INSTRUCTION.
Look for the word "czwlzx" in the entries below, then copy every line that has it.

------------------------------------------------

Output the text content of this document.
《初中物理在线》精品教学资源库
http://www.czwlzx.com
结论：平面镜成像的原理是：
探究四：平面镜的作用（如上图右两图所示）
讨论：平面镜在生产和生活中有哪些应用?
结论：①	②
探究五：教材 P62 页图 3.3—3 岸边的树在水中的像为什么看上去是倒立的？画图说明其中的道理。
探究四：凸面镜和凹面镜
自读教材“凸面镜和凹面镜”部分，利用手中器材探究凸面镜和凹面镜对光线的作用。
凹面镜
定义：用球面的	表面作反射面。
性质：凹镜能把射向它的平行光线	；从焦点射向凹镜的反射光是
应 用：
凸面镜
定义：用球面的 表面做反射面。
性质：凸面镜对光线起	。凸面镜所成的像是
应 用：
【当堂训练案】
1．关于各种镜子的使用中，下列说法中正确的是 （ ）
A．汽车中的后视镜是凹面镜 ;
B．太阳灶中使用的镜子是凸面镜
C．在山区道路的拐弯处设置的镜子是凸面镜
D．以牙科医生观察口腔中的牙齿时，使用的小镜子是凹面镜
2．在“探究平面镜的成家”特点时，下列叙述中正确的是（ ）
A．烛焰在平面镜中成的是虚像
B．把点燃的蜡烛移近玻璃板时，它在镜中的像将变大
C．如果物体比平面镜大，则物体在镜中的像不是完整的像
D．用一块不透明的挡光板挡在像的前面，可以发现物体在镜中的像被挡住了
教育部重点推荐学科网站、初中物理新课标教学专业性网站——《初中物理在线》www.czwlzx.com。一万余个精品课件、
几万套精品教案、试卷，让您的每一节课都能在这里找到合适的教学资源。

------------------------------------------------

SOLUTION FOR THIS EXERCISE.
http://www.czwlzx.com
教育部重点推荐学科网站、初中物理新课标教学专业性网站——《初中物理在线》www.czwlzx.com。一万余个精品课件、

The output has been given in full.